Reproduce the records below in full and word for word, excluding pictures.

Source material -
▽
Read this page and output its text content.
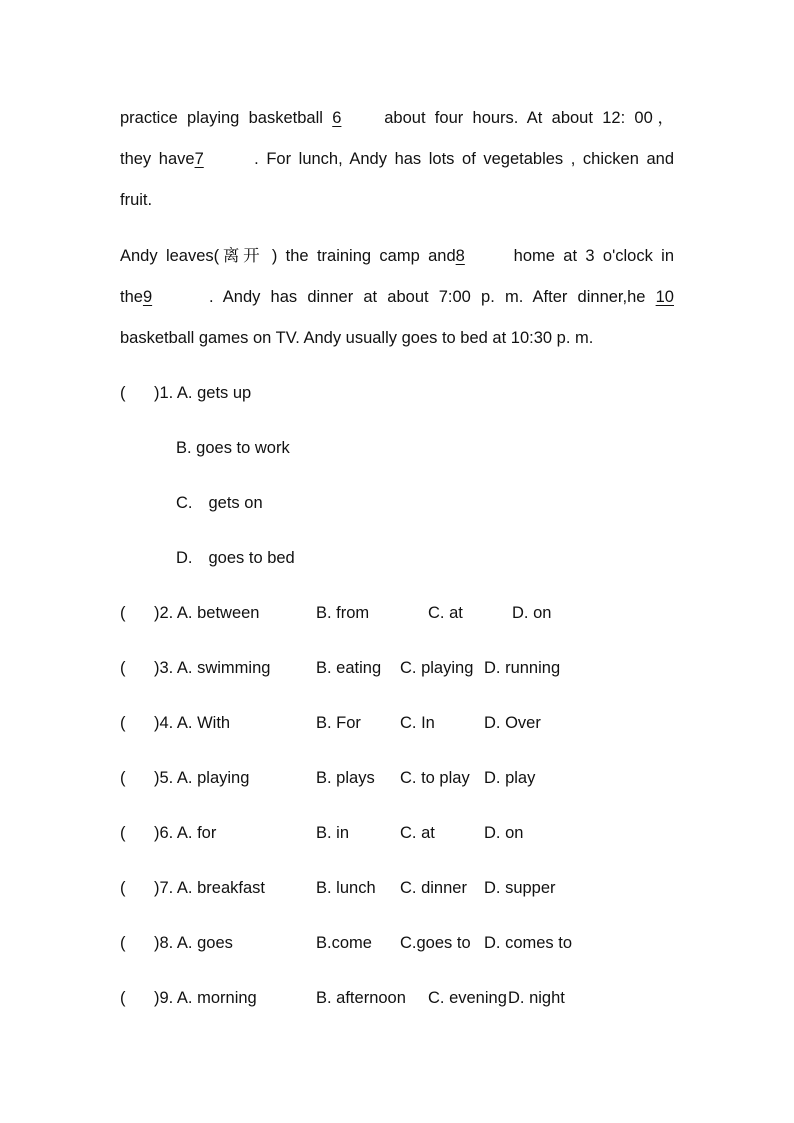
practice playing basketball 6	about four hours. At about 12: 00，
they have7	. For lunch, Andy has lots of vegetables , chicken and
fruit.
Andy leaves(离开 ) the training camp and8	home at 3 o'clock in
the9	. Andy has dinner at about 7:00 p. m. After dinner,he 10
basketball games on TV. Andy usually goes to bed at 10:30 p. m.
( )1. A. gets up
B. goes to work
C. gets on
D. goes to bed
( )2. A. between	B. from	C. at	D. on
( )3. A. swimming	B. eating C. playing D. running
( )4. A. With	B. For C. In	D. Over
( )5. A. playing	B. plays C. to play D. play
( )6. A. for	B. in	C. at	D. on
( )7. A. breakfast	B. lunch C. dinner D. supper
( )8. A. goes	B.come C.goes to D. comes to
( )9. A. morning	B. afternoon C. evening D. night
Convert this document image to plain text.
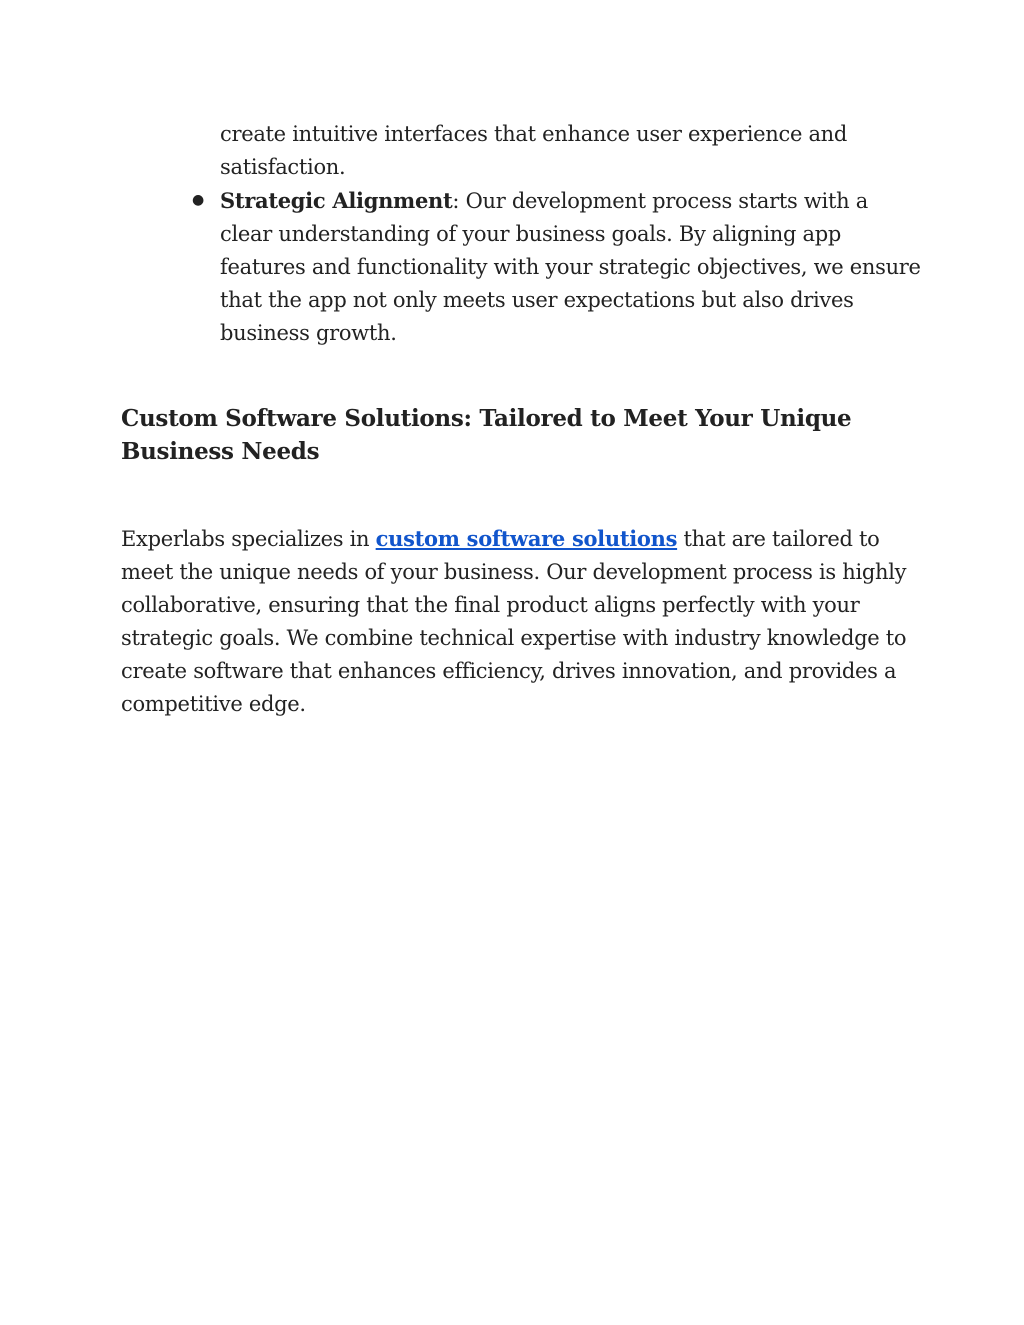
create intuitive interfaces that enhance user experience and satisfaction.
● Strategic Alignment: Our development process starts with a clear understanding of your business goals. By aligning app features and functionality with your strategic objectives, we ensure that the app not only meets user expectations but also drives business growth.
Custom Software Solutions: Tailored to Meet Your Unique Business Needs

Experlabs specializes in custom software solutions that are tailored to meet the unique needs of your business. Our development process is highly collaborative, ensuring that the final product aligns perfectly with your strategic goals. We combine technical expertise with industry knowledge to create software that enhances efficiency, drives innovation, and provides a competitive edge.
△
Result for this exercise -
Read this page and output its text content.
practice playing basketball 6	about four hours. At about 12: 00，
they have7	. For lunch, Andy has lots of vegetables , chicken and
fruit.
Andy leaves(离开 ) the training camp and8	home at 3 o'clock in
the9	. Andy has dinner at about 7:00 p. m. After dinner,he 10
basketball games on TV. Andy usually goes to bed at 10:30 p. m.
( )1. A. gets up
B. goes to work
C. gets on
D. goes to bed
( )2. A. between	B. from	C. at	D. on
( )3. A. swimming	B. eating C. playing D. running
( )4. A. With	B. For C. In	D. Over
( )5. A. playing	B. plays C. to play D. play
( )6. A. for	B. in	C. at	D. on
( )7. A. breakfast	B. lunch C. dinner D. supper
( )8. A. goes	B.come C.goes to D. comes to
( )9. A. morning	B. afternoon C. evening D. night
Convert this document image to plain text.
create intuitive interfaces that enhance user experience and satisfaction.
● Strategic Alignment: Our development process starts with a clear understanding of your business goals. By aligning app features and functionality with your strategic objectives, we ensure that the app not only meets user expectations but also drives business growth.
Custom Software Solutions: Tailored to Meet Your Unique Business Needs

Experlabs specializes in custom software solutions that are tailored to meet the unique needs of your business. Our development process is highly collaborative, ensuring that the final product aligns perfectly with your strategic goals. We combine technical expertise with industry knowledge to create software that enhances efficiency, drives innovation, and provides a competitive edge.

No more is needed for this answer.